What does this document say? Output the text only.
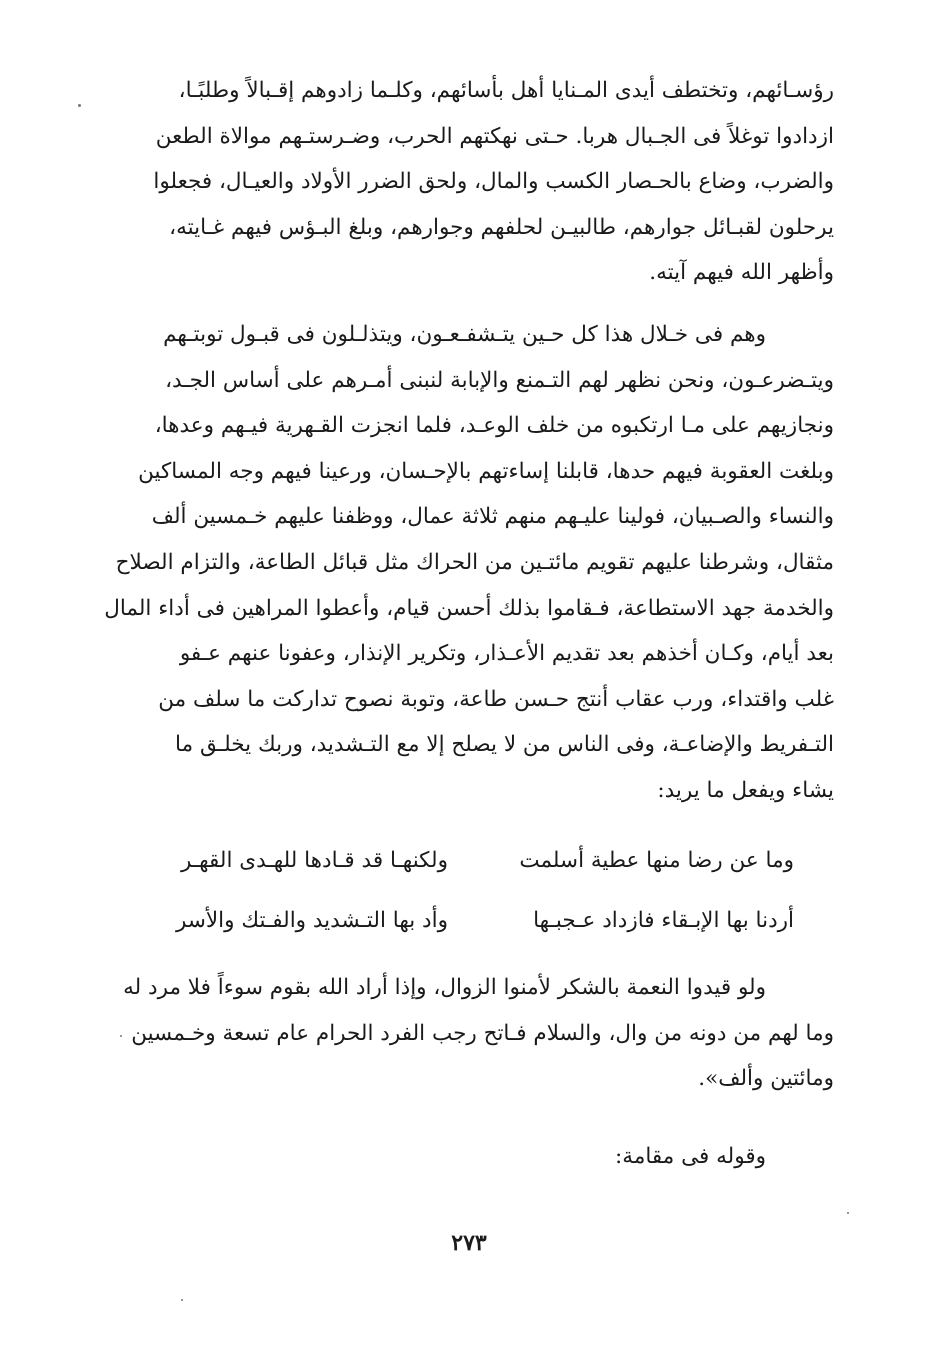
رؤسـائهم، وتختطف أيدى المـنايا أهل بأسائهم، وكلـما زادوهم إقـبالاً وطلبًـا،
ازدادوا توغلاً فى الجـبال هربا. حـتى نهكتهم الحرب، وضـرستـهم موالاة الطعن
والضرب، وضاع بالحـصار الكسب والمال، ولحق الضرر الأولاد والعيـال، فجعلوا
يرحلون لقبـائل جوارهم، طالبيـن لحلفهم وجوارهم، وبلغ البـؤس فيهم غـايته،
وأظهر الله فيهم آيته.
وهم فى خـلال هذا كل حـين يتـشفـعـون، ويتذلـلون فى قبـول توبتـهم
ويتـضرعـون، ونحن نظهر لهم التـمنع والإبابة لنبنى أمـرهم على أساس الجـد،
ونجازيهم على مـا ارتكبوه من خلف الوعـد، فلما انجزت القـهرية فيـهم وعدها،
وبلغت العقوبة فيهم حدها، قابلنا إساءتهم بالإحـسان، ورعينا فيهم وجه المساكين
والنساء والصـبيان، فولينا عليـهم منهم ثلاثة عمال، ووظفنا عليهم خـمسين ألف
مثقال، وشرطنا عليهم تقويم مائتـين من الحراك مثل قبائل الطاعة، والتزام الصلاح
والخدمة جهد الاستطاعة، فـقاموا بذلك أحسن قيام، وأعطوا المراهين فى أداء المال
بعد أيام، وكـان أخذهم بعد تقديم الأعـذار، وتكرير الإنذار، وعفونا عنهم عـفو
غلب واقتداء، ورب عقاب أنتج حـسن طاعة، وتوبة نصوح تداركت ما سلف من
التـفريط والإضاعـة، وفى الناس من لا يصلح إلا مع التـشديد، وربك يخلـق ما
يشاء ويفعل ما يريد:
وما عن رضا منها عطية أسلمت
ولكنهـا قد قـادها للهـدى القهـر
أردنا بها الإبـقاء فازداد عـجبـها
وأد بها التـشديد والفـتك والأسر
ولو قيدوا النعمة بالشكر لأمنوا الزوال، وإذا أراد الله بقوم سوءاً فلا مرد له
وما لهم من دونه من وال، والسلام فـاتح رجب الفرد الحرام عام تسعة وخـمسين
ومائتين وألف».
وقوله فى مقامة:
٢٧٣
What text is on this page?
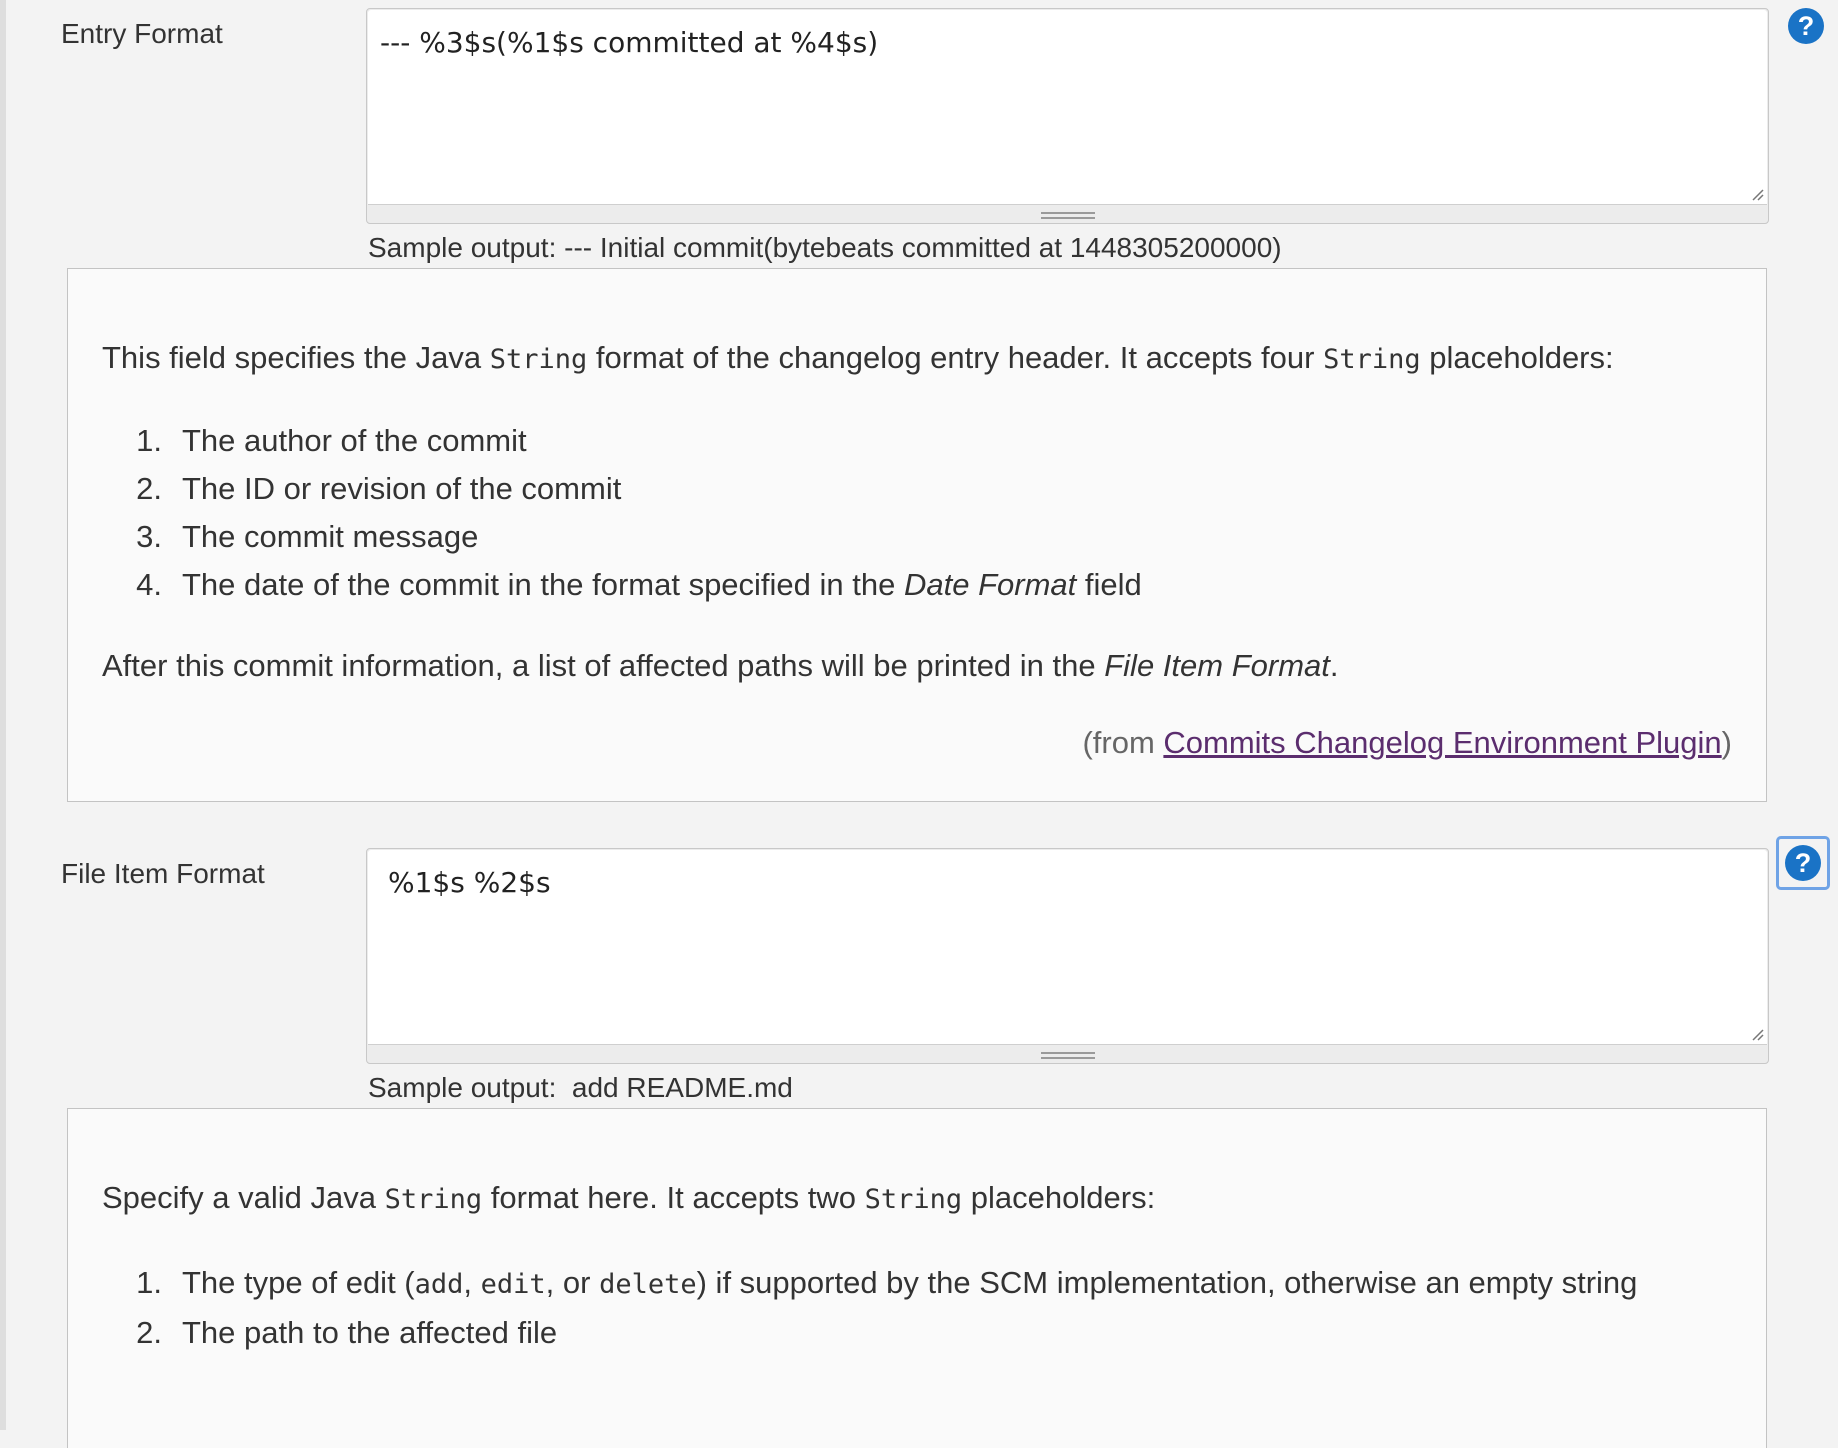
Entry Format	--- %3$s(%1$s committed at %4$s)
Sample output: --- Initial commit(bytebeats committed at 1448305200000)
?

This field specifies the Java String format of the changelog entry header. It accepts four String placeholders:

1. The author of the commit
2. The ID or revision of the commit
3. The commit message
4. The date of the commit in the format specified in the Date Format field

After this commit information, a list of affected paths will be printed in the File Item Format.

(from Commits Changelog Environment Plugin)
File Item Format	%1$s %2$s
Sample output:  add README.md
?

Specify a valid Java String format here. It accepts two String placeholders:

1. The type of edit (add, edit, or delete) if supported by the SCM implementation, otherwise an empty string
2. The path to the affected file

-*-

Every line that holds the word "عليهم" should be extracted.

» **Output for this task**
والنساء والصـبيان، فولينا عليـهم منهم ثلاثة عمال، ووظفنا عليهم خـمسين ألف
مثقال، وشرطنا عليهم تقويم مائتـين من الحراك مثل قبائل الطاعة، والتزام الصلاح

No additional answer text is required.